- Records for this exercise:
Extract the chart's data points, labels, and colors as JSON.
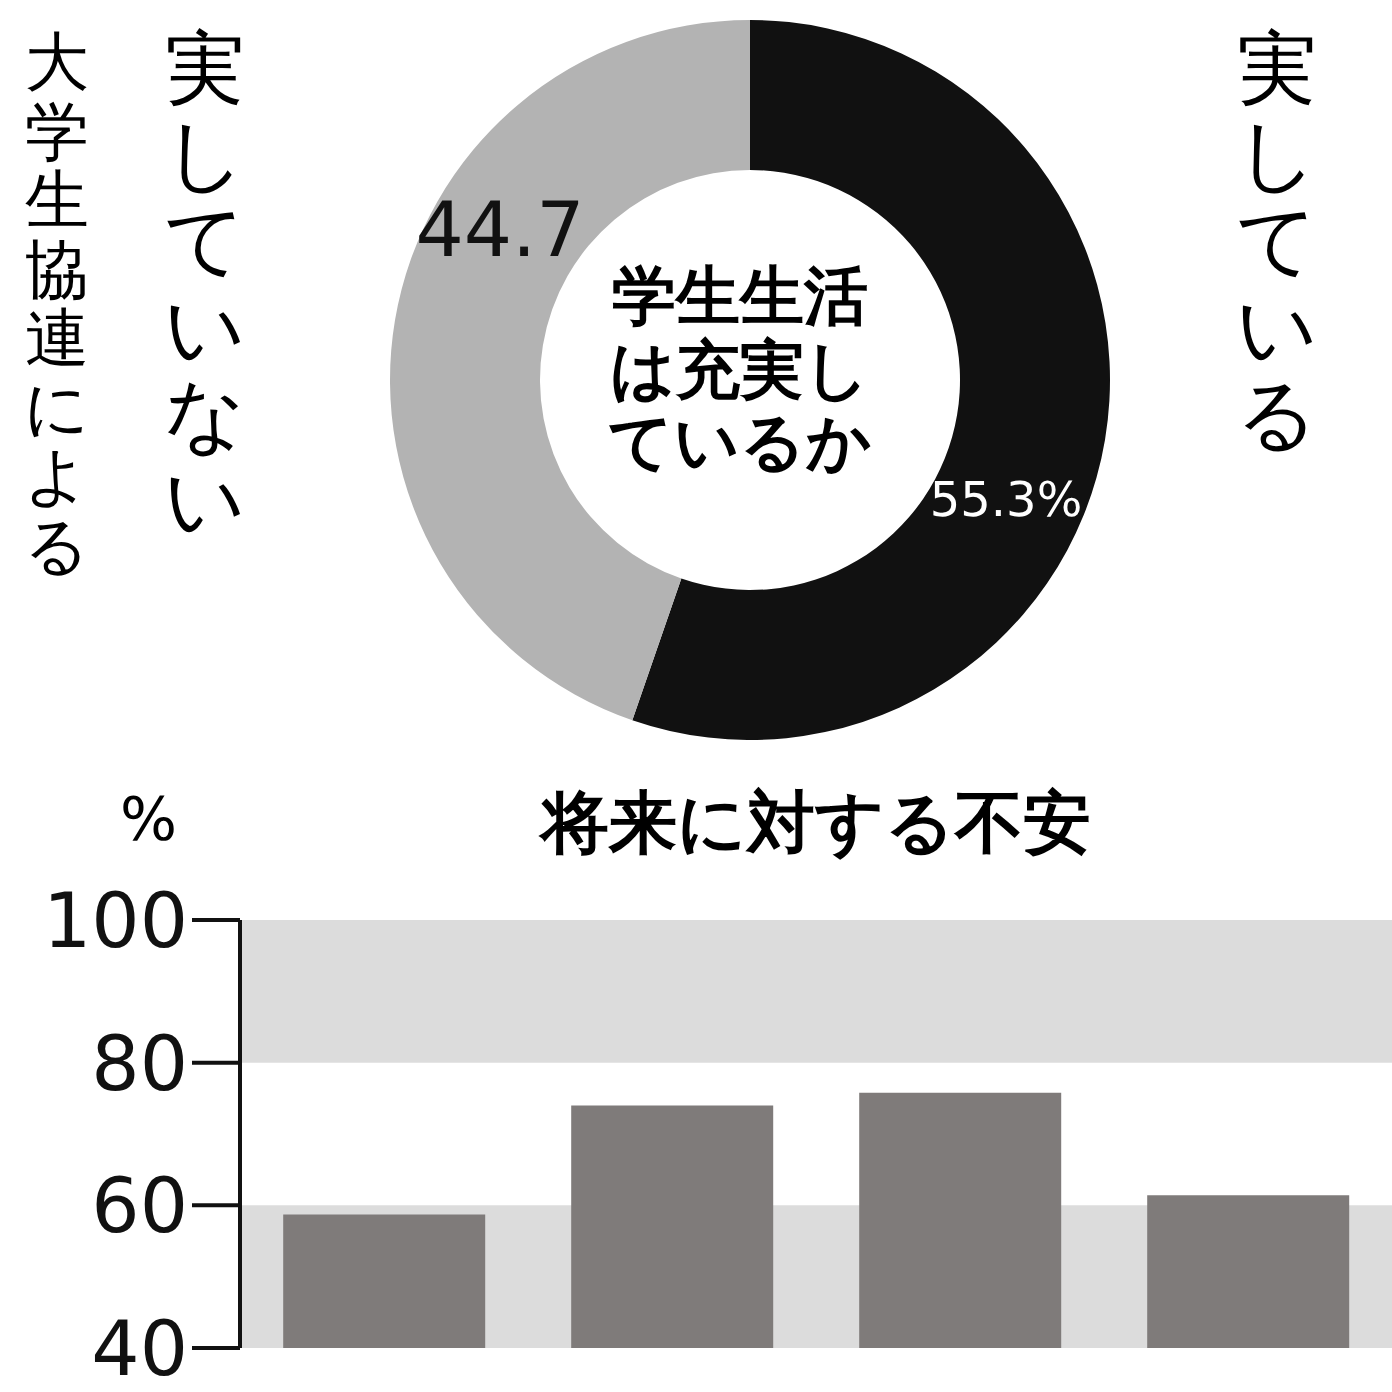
{
  "chart_data": [
    {
      "type": "donut",
      "title": "学生生活は充実しているか",
      "categories": [
        "実している",
        "実していない"
      ],
      "values": [
        55.3,
        44.7
      ],
      "colors": [
        "#111111",
        "#b3b3b3"
      ],
      "value_labels": [
        "55.3%",
        "44.7"
      ],
      "annotations": [
        "大学生協連による"
      ],
      "legend": false
    },
    {
      "type": "bar",
      "title": "将来に対する不安",
      "ylabel": "%",
      "categories": [
        null,
        null,
        null,
        null
      ],
      "values": [
        58.7,
        74.0,
        75.8,
        61.4
      ],
      "color": "#7f7b7a",
      "ylim": [
        40,
        100
      ],
      "yticks": [
        40,
        60,
        80,
        100
      ],
      "bands": [
        {
          "axis": "y",
          "from": 80,
          "to": 100,
          "color": "#dcdcdc"
        },
        {
          "axis": "y",
          "from": 40,
          "to": 60,
          "color": "#dcdcdc"
        }
      ],
      "grid": false,
      "legend": false,
      "tick_labels": "y"
    }
  ]
}
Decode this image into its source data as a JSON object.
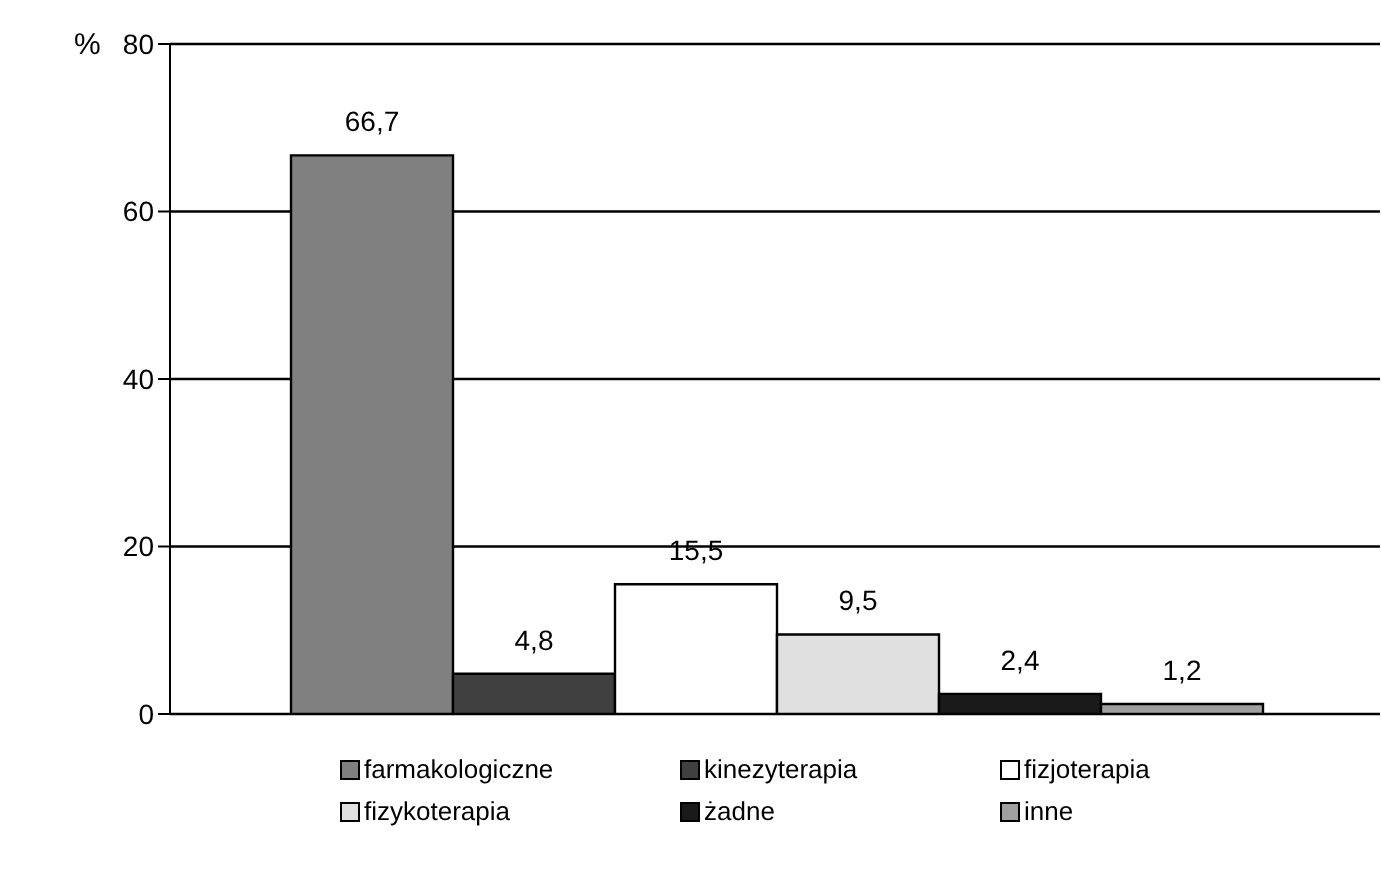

- Task statement: Repeat the material above in full and exactly, apart from the pictures.

- Exercise answer:
Extract the chart's data points, labels, and colors as JSON.
{
  "chart_data": [
    {
      "type": "donut",
      "title": "学生生活は充実しているか",
      "categories": [
        "実している",
        "実していない"
      ],
      "values": [
        55.3,
        44.7
      ],
      "colors": [
        "#111111",
        "#b3b3b3"
      ],
      "value_labels": [
        "55.3%",
        "44.7"
      ],
      "annotations": [
        "大学生協連による"
      ],
      "legend": false
    },
    {
      "type": "bar",
      "title": "将来に対する不安",
      "ylabel": "%",
      "categories": [
        null,
        null,
        null,
        null
      ],
      "values": [
        58.7,
        74.0,
        75.8,
        61.4
      ],
      "color": "#7f7b7a",
      "ylim": [
        40,
        100
      ],
      "yticks": [
        40,
        60,
        80,
        100
      ],
      "bands": [
        {
          "axis": "y",
          "from": 80,
          "to": 100,
          "color": "#dcdcdc"
        },
        {
          "axis": "y",
          "from": 40,
          "to": 60,
          "color": "#dcdcdc"
        }
      ],
      "grid": false,
      "legend": false,
      "tick_labels": "y"
    }
  ]
}
Decode this image into its source data as a JSON object.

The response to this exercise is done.